> **What is required**: Return every line of the data below that includes the string "title".

> **Extracted material**:
_____

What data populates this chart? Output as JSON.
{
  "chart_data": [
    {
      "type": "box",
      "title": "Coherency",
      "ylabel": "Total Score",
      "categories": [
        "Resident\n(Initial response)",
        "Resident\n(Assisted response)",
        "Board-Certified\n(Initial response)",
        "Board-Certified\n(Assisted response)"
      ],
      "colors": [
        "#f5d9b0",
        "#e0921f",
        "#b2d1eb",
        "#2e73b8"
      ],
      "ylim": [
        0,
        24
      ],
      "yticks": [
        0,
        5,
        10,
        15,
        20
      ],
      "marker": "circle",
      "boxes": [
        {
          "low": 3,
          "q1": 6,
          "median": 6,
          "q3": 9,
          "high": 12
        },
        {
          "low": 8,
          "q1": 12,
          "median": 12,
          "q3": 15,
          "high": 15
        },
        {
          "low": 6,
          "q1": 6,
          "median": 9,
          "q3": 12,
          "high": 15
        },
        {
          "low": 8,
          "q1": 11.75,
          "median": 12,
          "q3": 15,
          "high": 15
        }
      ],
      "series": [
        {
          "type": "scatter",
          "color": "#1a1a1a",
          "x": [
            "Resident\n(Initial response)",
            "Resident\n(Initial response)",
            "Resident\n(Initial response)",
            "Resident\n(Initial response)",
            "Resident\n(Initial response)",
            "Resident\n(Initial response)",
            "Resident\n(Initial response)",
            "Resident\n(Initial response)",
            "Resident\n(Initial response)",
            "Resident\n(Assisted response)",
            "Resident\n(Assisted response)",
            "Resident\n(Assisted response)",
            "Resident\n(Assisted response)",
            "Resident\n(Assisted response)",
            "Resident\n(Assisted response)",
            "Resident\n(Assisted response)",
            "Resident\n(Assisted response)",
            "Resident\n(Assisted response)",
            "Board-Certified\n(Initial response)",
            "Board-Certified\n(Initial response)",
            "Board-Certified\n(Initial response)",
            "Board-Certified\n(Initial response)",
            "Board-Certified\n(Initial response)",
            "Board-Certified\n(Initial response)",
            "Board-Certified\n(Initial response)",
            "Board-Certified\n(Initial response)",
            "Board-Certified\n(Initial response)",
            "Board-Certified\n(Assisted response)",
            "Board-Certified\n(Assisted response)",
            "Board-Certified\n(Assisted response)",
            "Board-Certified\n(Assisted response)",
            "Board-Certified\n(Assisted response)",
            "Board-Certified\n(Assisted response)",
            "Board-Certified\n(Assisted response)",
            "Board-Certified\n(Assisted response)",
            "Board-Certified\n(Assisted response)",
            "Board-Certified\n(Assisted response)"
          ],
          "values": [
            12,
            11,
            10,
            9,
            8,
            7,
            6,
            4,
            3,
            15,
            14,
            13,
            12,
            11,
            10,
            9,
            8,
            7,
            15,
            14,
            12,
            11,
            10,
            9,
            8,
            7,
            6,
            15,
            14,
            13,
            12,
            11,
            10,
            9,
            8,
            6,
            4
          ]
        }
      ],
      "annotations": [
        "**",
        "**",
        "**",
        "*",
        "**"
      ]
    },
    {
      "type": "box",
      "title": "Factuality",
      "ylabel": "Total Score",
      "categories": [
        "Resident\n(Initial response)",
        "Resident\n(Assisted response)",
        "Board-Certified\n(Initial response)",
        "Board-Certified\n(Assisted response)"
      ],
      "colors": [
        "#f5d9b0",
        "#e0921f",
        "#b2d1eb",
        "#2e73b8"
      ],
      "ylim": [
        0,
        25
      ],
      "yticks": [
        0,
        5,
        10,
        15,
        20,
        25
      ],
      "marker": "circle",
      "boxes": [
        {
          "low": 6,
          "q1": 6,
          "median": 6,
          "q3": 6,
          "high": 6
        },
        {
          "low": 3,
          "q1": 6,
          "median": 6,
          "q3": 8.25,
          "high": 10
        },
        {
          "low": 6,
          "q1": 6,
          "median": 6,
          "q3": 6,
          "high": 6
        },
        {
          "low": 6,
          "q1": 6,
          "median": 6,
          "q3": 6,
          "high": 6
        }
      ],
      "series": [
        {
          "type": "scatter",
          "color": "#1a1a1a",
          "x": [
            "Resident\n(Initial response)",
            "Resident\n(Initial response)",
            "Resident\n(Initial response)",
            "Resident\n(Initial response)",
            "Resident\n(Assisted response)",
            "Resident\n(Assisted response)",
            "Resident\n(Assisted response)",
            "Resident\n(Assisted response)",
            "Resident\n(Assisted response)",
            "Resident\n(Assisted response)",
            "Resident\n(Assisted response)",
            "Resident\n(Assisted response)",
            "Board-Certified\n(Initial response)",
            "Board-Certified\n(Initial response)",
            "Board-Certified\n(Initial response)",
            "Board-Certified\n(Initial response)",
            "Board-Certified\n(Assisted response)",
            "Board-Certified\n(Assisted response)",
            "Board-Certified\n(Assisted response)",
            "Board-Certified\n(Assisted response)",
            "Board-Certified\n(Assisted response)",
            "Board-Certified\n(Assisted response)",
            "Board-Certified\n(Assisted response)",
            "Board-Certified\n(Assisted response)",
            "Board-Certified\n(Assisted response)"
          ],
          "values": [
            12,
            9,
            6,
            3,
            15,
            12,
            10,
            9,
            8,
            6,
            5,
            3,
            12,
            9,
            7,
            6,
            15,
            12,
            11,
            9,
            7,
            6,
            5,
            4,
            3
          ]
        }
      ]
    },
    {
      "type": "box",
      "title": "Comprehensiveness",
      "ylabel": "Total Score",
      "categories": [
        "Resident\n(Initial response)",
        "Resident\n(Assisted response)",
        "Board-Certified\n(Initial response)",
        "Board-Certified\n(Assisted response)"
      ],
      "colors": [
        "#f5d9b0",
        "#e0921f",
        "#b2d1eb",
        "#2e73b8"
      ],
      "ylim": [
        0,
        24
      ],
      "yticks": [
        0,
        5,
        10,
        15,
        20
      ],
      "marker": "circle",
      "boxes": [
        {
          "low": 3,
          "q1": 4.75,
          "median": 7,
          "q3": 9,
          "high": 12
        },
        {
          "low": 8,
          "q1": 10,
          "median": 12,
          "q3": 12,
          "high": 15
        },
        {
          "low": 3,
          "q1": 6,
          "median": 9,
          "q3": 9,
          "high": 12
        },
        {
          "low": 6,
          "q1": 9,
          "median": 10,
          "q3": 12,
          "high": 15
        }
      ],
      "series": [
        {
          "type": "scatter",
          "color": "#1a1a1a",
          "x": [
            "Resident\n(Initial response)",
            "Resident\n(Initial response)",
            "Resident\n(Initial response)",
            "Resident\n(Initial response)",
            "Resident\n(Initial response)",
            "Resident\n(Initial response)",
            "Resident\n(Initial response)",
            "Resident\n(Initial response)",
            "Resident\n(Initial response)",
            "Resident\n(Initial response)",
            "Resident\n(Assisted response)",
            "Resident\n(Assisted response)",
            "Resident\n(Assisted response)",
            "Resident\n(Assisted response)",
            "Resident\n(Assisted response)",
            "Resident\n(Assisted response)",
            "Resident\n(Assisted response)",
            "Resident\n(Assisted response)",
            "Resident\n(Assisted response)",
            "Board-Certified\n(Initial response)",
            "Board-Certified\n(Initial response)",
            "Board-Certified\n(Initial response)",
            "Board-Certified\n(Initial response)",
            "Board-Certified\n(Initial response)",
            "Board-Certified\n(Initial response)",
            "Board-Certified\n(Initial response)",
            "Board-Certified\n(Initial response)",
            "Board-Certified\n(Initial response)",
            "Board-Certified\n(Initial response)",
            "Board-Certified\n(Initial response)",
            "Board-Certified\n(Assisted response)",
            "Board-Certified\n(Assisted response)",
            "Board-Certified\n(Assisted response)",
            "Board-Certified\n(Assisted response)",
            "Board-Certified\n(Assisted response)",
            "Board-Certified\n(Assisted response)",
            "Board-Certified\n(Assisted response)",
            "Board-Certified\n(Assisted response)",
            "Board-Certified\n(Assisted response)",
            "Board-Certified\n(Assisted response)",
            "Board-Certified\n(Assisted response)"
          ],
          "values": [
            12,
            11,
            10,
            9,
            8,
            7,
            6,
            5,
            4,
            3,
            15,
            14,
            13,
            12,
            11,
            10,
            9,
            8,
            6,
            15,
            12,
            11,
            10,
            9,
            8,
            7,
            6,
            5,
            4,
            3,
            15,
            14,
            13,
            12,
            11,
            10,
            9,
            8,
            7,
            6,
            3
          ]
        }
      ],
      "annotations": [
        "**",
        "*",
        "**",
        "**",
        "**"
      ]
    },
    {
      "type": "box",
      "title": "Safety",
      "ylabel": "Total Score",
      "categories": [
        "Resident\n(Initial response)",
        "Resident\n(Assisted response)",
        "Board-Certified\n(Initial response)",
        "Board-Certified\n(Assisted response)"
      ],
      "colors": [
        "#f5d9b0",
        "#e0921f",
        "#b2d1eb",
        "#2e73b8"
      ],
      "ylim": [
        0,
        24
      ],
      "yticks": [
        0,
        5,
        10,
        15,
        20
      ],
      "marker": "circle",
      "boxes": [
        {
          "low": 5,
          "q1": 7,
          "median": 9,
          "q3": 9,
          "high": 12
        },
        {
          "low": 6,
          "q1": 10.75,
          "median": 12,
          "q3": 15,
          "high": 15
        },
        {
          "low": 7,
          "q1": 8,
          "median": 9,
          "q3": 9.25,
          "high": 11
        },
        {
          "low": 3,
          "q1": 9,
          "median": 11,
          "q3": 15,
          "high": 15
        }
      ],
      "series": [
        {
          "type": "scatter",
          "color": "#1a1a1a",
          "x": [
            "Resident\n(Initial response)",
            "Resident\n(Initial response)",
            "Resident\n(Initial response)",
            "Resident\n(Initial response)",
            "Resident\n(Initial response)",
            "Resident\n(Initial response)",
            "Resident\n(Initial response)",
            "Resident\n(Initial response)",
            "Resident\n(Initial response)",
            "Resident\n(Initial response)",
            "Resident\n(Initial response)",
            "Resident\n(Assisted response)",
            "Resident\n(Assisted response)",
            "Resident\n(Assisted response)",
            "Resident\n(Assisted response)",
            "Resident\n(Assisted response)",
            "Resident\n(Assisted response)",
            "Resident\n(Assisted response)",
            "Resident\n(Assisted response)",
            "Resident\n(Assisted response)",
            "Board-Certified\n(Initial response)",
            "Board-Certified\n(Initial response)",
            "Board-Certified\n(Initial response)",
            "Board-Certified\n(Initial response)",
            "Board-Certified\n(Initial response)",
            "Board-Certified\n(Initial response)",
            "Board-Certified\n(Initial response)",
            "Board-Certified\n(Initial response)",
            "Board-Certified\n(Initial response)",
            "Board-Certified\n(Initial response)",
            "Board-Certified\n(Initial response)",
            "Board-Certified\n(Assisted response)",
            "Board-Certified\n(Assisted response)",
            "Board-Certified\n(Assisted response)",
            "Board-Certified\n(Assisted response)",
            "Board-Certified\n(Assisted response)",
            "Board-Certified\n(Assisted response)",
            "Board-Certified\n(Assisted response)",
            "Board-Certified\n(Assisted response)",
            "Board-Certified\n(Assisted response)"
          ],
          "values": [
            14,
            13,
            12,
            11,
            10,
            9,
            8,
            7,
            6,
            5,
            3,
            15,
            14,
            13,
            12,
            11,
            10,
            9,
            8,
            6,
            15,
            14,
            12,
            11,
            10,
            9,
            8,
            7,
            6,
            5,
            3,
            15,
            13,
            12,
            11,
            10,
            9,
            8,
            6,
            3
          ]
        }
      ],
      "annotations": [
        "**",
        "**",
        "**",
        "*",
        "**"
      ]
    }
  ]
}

_____

> **Finished exercise**:
      "title": "Coherency",
      "title": "Factuality",
      "title": "Comprehensiveness",
      "title": "Safety",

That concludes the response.